**Stored items:**
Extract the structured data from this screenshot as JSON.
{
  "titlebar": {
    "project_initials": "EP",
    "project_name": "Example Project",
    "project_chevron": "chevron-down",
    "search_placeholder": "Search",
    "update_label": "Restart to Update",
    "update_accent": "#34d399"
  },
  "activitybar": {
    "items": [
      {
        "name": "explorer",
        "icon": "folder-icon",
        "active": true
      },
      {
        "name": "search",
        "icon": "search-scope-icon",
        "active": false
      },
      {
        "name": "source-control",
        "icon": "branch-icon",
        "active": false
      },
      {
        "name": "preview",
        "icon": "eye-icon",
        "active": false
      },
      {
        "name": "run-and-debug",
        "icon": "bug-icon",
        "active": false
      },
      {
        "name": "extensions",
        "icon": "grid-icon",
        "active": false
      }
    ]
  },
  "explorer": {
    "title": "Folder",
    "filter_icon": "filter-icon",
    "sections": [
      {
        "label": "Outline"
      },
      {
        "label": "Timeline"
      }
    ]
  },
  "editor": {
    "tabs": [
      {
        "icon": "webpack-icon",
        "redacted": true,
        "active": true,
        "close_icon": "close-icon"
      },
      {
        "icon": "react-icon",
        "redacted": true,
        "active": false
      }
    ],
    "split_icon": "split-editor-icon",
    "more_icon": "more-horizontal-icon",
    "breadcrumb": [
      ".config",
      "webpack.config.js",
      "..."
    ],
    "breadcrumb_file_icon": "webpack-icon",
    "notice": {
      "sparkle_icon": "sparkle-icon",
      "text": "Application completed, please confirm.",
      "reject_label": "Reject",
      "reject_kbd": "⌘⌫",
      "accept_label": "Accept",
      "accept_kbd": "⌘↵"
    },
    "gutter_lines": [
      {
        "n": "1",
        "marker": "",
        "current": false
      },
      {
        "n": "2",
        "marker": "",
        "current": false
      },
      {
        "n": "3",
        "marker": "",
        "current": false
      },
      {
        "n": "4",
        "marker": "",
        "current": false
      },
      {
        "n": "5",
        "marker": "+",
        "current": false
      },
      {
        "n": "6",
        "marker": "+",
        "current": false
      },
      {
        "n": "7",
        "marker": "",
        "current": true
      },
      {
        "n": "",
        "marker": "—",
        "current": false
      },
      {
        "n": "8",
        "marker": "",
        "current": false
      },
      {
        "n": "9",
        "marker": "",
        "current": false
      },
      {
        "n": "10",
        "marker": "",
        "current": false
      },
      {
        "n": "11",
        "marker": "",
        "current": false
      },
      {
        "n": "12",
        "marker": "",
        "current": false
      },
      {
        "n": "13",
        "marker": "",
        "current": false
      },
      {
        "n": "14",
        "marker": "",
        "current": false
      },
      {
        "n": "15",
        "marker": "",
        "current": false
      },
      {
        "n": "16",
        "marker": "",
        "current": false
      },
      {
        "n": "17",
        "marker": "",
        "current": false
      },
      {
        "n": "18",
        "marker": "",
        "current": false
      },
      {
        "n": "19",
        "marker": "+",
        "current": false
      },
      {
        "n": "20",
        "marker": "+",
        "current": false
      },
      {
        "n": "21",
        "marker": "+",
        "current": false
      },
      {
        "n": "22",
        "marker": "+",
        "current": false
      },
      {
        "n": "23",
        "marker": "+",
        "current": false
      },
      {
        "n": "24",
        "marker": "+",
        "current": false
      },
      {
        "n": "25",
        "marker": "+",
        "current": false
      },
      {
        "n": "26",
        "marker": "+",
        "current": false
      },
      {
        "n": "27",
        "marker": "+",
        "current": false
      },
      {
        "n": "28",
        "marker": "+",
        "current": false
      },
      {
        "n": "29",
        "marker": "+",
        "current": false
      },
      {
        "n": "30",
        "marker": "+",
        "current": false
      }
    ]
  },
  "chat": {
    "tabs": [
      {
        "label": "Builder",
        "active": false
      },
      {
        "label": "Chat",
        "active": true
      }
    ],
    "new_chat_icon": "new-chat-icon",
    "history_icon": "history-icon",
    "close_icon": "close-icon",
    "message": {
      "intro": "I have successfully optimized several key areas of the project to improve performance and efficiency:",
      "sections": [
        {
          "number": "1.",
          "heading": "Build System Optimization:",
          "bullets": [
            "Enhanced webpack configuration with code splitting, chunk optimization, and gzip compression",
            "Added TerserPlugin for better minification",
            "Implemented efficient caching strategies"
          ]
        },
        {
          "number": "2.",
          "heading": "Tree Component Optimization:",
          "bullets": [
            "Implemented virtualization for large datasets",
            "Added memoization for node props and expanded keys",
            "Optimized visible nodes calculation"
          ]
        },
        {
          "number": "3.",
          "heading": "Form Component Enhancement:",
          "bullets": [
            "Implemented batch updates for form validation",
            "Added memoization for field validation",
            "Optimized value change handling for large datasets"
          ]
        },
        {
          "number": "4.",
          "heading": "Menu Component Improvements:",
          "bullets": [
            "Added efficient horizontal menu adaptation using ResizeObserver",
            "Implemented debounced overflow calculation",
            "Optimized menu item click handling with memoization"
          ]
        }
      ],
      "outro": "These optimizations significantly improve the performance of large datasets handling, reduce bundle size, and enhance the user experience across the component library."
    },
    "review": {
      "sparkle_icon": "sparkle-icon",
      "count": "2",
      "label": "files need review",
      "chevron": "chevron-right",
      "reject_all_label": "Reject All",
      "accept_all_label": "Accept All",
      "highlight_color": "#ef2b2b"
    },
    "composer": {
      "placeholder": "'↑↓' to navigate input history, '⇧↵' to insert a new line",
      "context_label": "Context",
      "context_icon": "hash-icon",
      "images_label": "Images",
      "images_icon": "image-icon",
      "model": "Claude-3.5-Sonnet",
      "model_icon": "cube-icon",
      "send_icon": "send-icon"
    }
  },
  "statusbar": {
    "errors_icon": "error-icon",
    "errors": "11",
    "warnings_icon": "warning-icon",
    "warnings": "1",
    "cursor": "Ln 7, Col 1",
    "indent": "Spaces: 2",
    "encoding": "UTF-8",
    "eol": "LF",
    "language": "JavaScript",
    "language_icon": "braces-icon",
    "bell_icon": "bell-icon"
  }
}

**WHAT THE EXERCISE ASKS:** Each record must be returned exactly as it is written.

**ANSWER TO THIS TASK:**
Extract the structured data from this screenshot as JSON.
{
  "titlebar": {
    "project_initials": "EP",
    "project_name": "Example Project",
    "project_chevron": "chevron-down",
    "search_placeholder": "Search",
    "update_label": "Restart to Update",
    "update_accent": "#34d399"
  },
  "activitybar": {
    "items": [
      {
        "name": "explorer",
        "icon": "folder-icon",
        "active": true
      },
      {
        "name": "search",
        "icon": "search-scope-icon",
        "active": false
      },
      {
        "name": "source-control",
        "icon": "branch-icon",
        "active": false
      },
      {
        "name": "preview",
        "icon": "eye-icon",
        "active": false
      },
      {
        "name": "run-and-debug",
        "icon": "bug-icon",
        "active": false
      },
      {
        "name": "extensions",
        "icon": "grid-icon",
        "active": false
      }
    ]
  },
  "explorer": {
    "title": "Folder",
    "filter_icon": "filter-icon",
    "sections": [
      {
        "label": "Outline"
      },
      {
        "label": "Timeline"
      }
    ]
  },
  "editor": {
    "tabs": [
      {
        "icon": "webpack-icon",
        "redacted": true,
        "active": true,
        "close_icon": "close-icon"
      },
      {
        "icon": "react-icon",
        "redacted": true,
        "active": false
      }
    ],
    "split_icon": "split-editor-icon",
    "more_icon": "more-horizontal-icon",
    "breadcrumb": [
      ".config",
      "webpack.config.js",
      "..."
    ],
    "breadcrumb_file_icon": "webpack-icon",
    "notice": {
      "sparkle_icon": "sparkle-icon",
      "text": "Application completed, please confirm.",
      "reject_label": "Reject",
      "reject_kbd": "⌘⌫",
      "accept_label": "Accept",
      "accept_kbd": "⌘↵"
    },
    "gutter_lines": [
      {
        "n": "1",
        "marker": "",
        "current": false
      },
      {
        "n": "2",
        "marker": "",
        "current": false
      },
      {
        "n": "3",
        "marker": "",
        "current": false
      },
      {
        "n": "4",
        "marker": "",
        "current": false
      },
      {
        "n": "5",
        "marker": "+",
        "current": false
      },
      {
        "n": "6",
        "marker": "+",
        "current": false
      },
      {
        "n": "7",
        "marker": "",
        "current": true
      },
      {
        "n": "",
        "marker": "—",
        "current": false
      },
      {
        "n": "8",
        "marker": "",
        "current": false
      },
      {
        "n": "9",
        "marker": "",
        "current": false
      },
      {
        "n": "10",
        "marker": "",
        "current": false
      },
      {
        "n": "11",
        "marker": "",
        "current": false
      },
      {
        "n": "12",
        "marker": "",
        "current": false
      },
      {
        "n": "13",
        "marker": "",
        "current": false
      },
      {
        "n": "14",
        "marker": "",
        "current": false
      },
      {
        "n": "15",
        "marker": "",
        "current": false
      },
      {
        "n": "16",
        "marker": "",
        "current": false
      },
      {
        "n": "17",
        "marker": "",
        "current": false
      },
      {
        "n": "18",
        "marker": "",
        "current": false
      },
      {
        "n": "19",
        "marker": "+",
        "current": false
      },
      {
        "n": "20",
        "marker": "+",
        "current": false
      },
      {
        "n": "21",
        "marker": "+",
        "current": false
      },
      {
        "n": "22",
        "marker": "+",
        "current": false
      },
      {
        "n": "23",
        "marker": "+",
        "current": false
      },
      {
        "n": "24",
        "marker": "+",
        "current": false
      },
      {
        "n": "25",
        "marker": "+",
        "current": false
      },
      {
        "n": "26",
        "marker": "+",
        "current": false
      },
      {
        "n": "27",
        "marker": "+",
        "current": false
      },
      {
        "n": "28",
        "marker": "+",
        "current": false
      },
      {
        "n": "29",
        "marker": "+",
        "current": false
      },
      {
        "n": "30",
        "marker": "+",
        "current": false
      }
    ]
  },
  "chat": {
    "tabs": [
      {
        "label": "Builder",
        "active": false
      },
      {
        "label": "Chat",
        "active": true
      }
    ],
    "new_chat_icon": "new-chat-icon",
    "history_icon": "history-icon",
    "close_icon": "close-icon",
    "message": {
      "intro": "I have successfully optimized several key areas of the project to improve performance and efficiency:",
      "sections": [
        {
          "number": "1.",
          "heading": "Build System Optimization:",
          "bullets": [
            "Enhanced webpack configuration with code splitting, chunk optimization, and gzip compression",
            "Added TerserPlugin for better minification",
            "Implemented efficient caching strategies"
          ]
        },
        {
          "number": "2.",
          "heading": "Tree Component Optimization:",
          "bullets": [
            "Implemented virtualization for large datasets",
            "Added memoization for node props and expanded keys",
            "Optimized visible nodes calculation"
          ]
        },
        {
          "number": "3.",
          "heading": "Form Component Enhancement:",
          "bullets": [
            "Implemented batch updates for form validation",
            "Added memoization for field validation",
            "Optimized value change handling for large datasets"
          ]
        },
        {
          "number": "4.",
          "heading": "Menu Component Improvements:",
          "bullets": [
            "Added efficient horizontal menu adaptation using ResizeObserver",
            "Implemented debounced overflow calculation",
            "Optimized menu item click handling with memoization"
          ]
        }
      ],
      "outro": "These optimizations significantly improve the performance of large datasets handling, reduce bundle size, and enhance the user experience across the component library."
    },
    "review": {
      "sparkle_icon": "sparkle-icon",
      "count": "2",
      "label": "files need review",
      "chevron": "chevron-right",
      "reject_all_label": "Reject All",
      "accept_all_label": "Accept All",
      "highlight_color": "#ef2b2b"
    },
    "composer": {
      "placeholder": "'↑↓' to navigate input history, '⇧↵' to insert a new line",
      "context_label": "Context",
      "context_icon": "hash-icon",
      "images_label": "Images",
      "images_icon": "image-icon",
      "model": "Claude-3.5-Sonnet",
      "model_icon": "cube-icon",
      "send_icon": "send-icon"
    }
  },
  "statusbar": {
    "errors_icon": "error-icon",
    "errors": "11",
    "warnings_icon": "warning-icon",
    "warnings": "1",
    "cursor": "Ln 7, Col 1",
    "indent": "Spaces: 2",
    "encoding": "UTF-8",
    "eol": "LF",
    "language": "JavaScript",
    "language_icon": "braces-icon",
    "bell_icon": "bell-icon"
  }
}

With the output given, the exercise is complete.